- What the task asks
Collect the lines of the entries where "možete" shows up.

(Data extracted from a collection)
= = = = = = =
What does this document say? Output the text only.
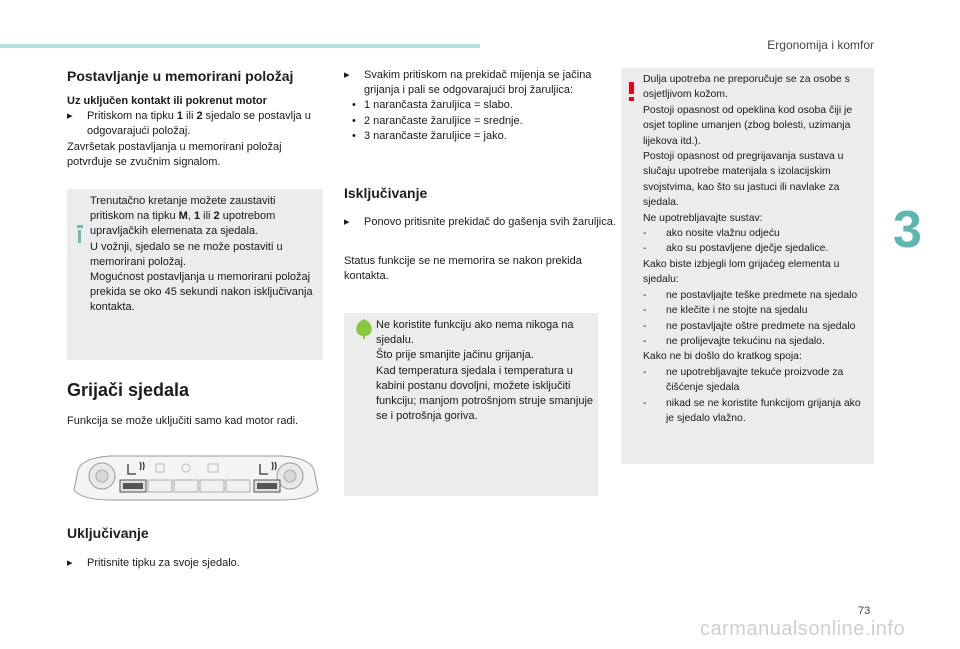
Ergonomija i komfor
3
73
carmanualsonline.info
Postavljanje u memorirani položaj

Uz uključen kontakt ili pokrenut motor

▸ Pritiskom na tipku 1 ili 2 sjedalo se postavlja u odgovarajući položaj.

Završetak postavljanja u memorirani položaj potvrđuje se zvučnim signalom.

Trenutačno kretanje možete zaustaviti pritiskom na tipku M, 1 ili 2 upotrebom upravljačkih elemenata za sjedala.

U vožnji, sjedalo se ne može postaviti u memorirani položaj.

Mogućnost postavljanja u memorirani položaj prekida se oko 45 sekundi nakon isključivanja kontakta.

Grijači sjedala

Funkcija se može uključiti samo kad motor radi.

Uključivanje
▸ Pritisnite tipku za svoje sjedalo.
▸ Svakim pritiskom na prekidač mijenja se jačina grijanja i pali se odgovarajući broj žaruljica:
• 1 narančasta žaruljica = slabo.
• 2 narančaste žaruljice = srednje.
• 3 narančaste žaruljice = jako.
Isključivanje
▸ Ponovo pritisnite prekidač do gašenja svih žaruljica.

Status funkcije se ne memorira se nakon prekida kontakta.

Ne koristite funkciju ako nema nikoga na sjedalu.

Što prije smanjite jačinu grijanja.

Kad temperatura sjedala i temperatura u kabini postanu dovoljni, možete isključiti funkciju; manjom potrošnjom struje smanjuje se i potrošnja goriva.

Dulja upotreba ne preporučuje se za osobe s osjetljivom kožom.

Postoji opasnost od opeklina kod osoba čiji je osjet topline umanjen (zbog bolesti, uzimanja lijekova itd.).

Postoji opasnost od pregrijavanja sustava u slučaju upotrebe materijala s izolacijskim svojstvima, kao što su jastuci ili navlake za sjedala.

Ne upotrebljavajte sustav:

- ako nosite vlažnu odjeću
- ako su postavljene dječje sjedalice.

Kako biste izbjegli lom grijaćeg elementa u sjedalu:

- ne postavljajte teške predmete na sjedalo
- ne klečite i ne stojte na sjedalu
- ne postavljajte oštre predmete na sjedalo
- ne prolijevajte tekućinu na sjedalo.

Kako ne bi došlo do kratkog spoja:

- ne upotrebljavajte tekuće proizvode za čišćenje sjedala
- nikad se ne koristite funkcijom grijanja ako je sjedalo vlažno.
= = = = = = =
- Exercise answer
Trenutačno kretanje možete zaustaviti pritiskom na tipku M, 1 ili 2 upotrebom upravljačkih elemenata za sjedala.
Kad temperatura sjedala i temperatura u kabini postanu dovoljni, možete isključiti funkciju; manjom potrošnjom struje smanjuje se i potrošnja goriva.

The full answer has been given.